* [PROVIDED ENTRIES]:
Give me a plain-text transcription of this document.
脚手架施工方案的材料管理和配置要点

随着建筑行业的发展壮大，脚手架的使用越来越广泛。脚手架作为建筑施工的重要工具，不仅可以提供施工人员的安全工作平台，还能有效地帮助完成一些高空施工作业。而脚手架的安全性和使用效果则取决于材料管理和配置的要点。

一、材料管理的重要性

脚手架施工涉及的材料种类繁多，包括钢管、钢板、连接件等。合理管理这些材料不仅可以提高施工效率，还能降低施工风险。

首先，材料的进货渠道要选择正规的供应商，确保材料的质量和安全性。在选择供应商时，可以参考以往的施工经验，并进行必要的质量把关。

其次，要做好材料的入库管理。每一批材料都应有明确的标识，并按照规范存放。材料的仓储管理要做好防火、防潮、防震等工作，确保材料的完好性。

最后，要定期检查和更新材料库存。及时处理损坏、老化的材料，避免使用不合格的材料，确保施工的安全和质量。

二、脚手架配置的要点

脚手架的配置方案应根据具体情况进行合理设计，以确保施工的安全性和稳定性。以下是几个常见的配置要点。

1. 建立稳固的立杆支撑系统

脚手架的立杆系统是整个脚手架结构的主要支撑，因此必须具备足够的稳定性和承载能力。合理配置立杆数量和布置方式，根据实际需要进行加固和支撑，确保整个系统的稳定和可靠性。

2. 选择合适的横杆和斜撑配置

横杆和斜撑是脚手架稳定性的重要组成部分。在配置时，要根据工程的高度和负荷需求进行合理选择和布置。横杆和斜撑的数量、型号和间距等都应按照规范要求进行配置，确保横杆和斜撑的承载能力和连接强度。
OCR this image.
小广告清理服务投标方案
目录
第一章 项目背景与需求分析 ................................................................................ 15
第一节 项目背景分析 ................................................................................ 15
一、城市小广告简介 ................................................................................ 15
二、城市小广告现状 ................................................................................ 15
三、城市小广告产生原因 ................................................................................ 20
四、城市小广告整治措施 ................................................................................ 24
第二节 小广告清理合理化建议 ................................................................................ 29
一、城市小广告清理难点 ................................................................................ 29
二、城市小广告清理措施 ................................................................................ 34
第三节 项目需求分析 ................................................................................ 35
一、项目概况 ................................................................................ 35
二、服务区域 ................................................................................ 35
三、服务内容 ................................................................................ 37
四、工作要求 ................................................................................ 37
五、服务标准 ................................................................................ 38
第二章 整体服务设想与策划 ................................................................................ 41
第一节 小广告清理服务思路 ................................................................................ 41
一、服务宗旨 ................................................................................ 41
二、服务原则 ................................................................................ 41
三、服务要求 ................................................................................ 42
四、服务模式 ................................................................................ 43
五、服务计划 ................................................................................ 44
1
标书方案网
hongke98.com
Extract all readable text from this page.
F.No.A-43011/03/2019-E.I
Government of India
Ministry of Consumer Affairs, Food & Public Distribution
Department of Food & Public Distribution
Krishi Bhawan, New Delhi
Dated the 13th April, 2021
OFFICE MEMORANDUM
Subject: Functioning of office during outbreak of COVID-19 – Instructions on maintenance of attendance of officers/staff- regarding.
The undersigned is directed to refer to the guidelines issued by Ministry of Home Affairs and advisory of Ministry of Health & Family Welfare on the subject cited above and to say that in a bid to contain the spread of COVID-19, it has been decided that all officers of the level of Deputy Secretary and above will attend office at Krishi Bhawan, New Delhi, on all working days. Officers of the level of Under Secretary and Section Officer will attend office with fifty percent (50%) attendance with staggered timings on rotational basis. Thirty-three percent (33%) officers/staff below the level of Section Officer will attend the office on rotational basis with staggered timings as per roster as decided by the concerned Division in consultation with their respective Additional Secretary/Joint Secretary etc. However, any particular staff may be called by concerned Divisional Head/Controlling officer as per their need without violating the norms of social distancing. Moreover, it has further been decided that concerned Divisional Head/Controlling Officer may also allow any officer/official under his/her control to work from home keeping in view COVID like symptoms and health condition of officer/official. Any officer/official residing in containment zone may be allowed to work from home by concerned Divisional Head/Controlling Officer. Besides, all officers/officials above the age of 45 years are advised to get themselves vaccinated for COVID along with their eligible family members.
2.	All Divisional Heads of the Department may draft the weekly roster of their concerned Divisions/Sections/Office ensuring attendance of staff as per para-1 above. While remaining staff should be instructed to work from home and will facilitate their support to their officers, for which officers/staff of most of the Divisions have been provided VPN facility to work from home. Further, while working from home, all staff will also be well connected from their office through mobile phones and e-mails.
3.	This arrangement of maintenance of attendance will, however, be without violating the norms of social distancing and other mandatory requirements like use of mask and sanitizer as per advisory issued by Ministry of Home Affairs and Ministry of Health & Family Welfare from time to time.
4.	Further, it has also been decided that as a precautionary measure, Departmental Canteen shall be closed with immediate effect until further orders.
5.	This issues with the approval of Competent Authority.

* [YOUR INSTRUCTIONS]: Your task is to repeat every line exactly.

* [FULL OUTPUT]:
Give me a plain-text transcription of this document.
脚手架施工方案的材料管理和配置要点

随着建筑行业的发展壮大，脚手架的使用越来越广泛。脚手架作为建筑施工的重要工具，不仅可以提供施工人员的安全工作平台，还能有效地帮助完成一些高空施工作业。而脚手架的安全性和使用效果则取决于材料管理和配置的要点。

一、材料管理的重要性

脚手架施工涉及的材料种类繁多，包括钢管、钢板、连接件等。合理管理这些材料不仅可以提高施工效率，还能降低施工风险。

首先，材料的进货渠道要选择正规的供应商，确保材料的质量和安全性。在选择供应商时，可以参考以往的施工经验，并进行必要的质量把关。

其次，要做好材料的入库管理。每一批材料都应有明确的标识，并按照规范存放。材料的仓储管理要做好防火、防潮、防震等工作，确保材料的完好性。

最后，要定期检查和更新材料库存。及时处理损坏、老化的材料，避免使用不合格的材料，确保施工的安全和质量。

二、脚手架配置的要点

脚手架的配置方案应根据具体情况进行合理设计，以确保施工的安全性和稳定性。以下是几个常见的配置要点。

1. 建立稳固的立杆支撑系统

脚手架的立杆系统是整个脚手架结构的主要支撑，因此必须具备足够的稳定性和承载能力。合理配置立杆数量和布置方式，根据实际需要进行加固和支撑，确保整个系统的稳定和可靠性。

2. 选择合适的横杆和斜撑配置

横杆和斜撑是脚手架稳定性的重要组成部分。在配置时，要根据工程的高度和负荷需求进行合理选择和布置。横杆和斜撑的数量、型号和间距等都应按照规范要求进行配置，确保横杆和斜撑的承载能力和连接强度。
OCR this image.
小广告清理服务投标方案
目录
第一章 项目背景与需求分析 ................................................................................ 15
第一节 项目背景分析 ................................................................................ 15
一、城市小广告简介 ................................................................................ 15
二、城市小广告现状 ................................................................................ 15
三、城市小广告产生原因 ................................................................................ 20
四、城市小广告整治措施 ................................................................................ 24
第二节 小广告清理合理化建议 ................................................................................ 29
一、城市小广告清理难点 ................................................................................ 29
二、城市小广告清理措施 ................................................................................ 34
第三节 项目需求分析 ................................................................................ 35
一、项目概况 ................................................................................ 35
二、服务区域 ................................................................................ 35
三、服务内容 ................................................................................ 37
四、工作要求 ................................................................................ 37
五、服务标准 ................................................................................ 38
第二章 整体服务设想与策划 ................................................................................ 41
第一节 小广告清理服务思路 ................................................................................ 41
一、服务宗旨 ................................................................................ 41
二、服务原则 ................................................................................ 41
三、服务要求 ................................................................................ 42
四、服务模式 ................................................................................ 43
五、服务计划 ................................................................................ 44
1
标书方案网
hongke98.com
Extract all readable text from this page.
F.No.A-43011/03/2019-E.I
Government of India
Ministry of Consumer Affairs, Food & Public Distribution
Department of Food & Public Distribution
Krishi Bhawan, New Delhi
Dated the 13th April, 2021
OFFICE MEMORANDUM
Subject: Functioning of office during outbreak of COVID-19 – Instructions on maintenance of attendance of officers/staff- regarding.
The undersigned is directed to refer to the guidelines issued by Ministry of Home Affairs and advisory of Ministry of Health & Family Welfare on the subject cited above and to say that in a bid to contain the spread of COVID-19, it has been decided that all officers of the level of Deputy Secretary and above will attend office at Krishi Bhawan, New Delhi, on all working days. Officers of the level of Under Secretary and Section Officer will attend office with fifty percent (50%) attendance with staggered timings on rotational basis. Thirty-three percent (33%) officers/staff below the level of Section Officer will attend the office on rotational basis with staggered timings as per roster as decided by the concerned Division in consultation with their respective Additional Secretary/Joint Secretary etc. However, any particular staff may be called by concerned Divisional Head/Controlling officer as per their need without violating the norms of social distancing. Moreover, it has further been decided that concerned Divisional Head/Controlling Officer may also allow any officer/official under his/her control to work from home keeping in view COVID like symptoms and health condition of officer/official. Any officer/official residing in containment zone may be allowed to work from home by concerned Divisional Head/Controlling Officer. Besides, all officers/officials above the age of 45 years are advised to get themselves vaccinated for COVID along with their eligible family members.
2.	All Divisional Heads of the Department may draft the weekly roster of their concerned Divisions/Sections/Office ensuring attendance of staff as per para-1 above. While remaining staff should be instructed to work from home and will facilitate their support to their officers, for which officers/staff of most of the Divisions have been provided VPN facility to work from home. Further, while working from home, all staff will also be well connected from their office through mobile phones and e-mails.
3.	This arrangement of maintenance of attendance will, however, be without violating the norms of social distancing and other mandatory requirements like use of mask and sanitizer as per advisory issued by Ministry of Home Affairs and Ministry of Health & Family Welfare from time to time.
4.	Further, it has also been decided that as a precautionary measure, Departmental Canteen shall be closed with immediate effect until further orders.
5.	This issues with the approval of Competent Authority.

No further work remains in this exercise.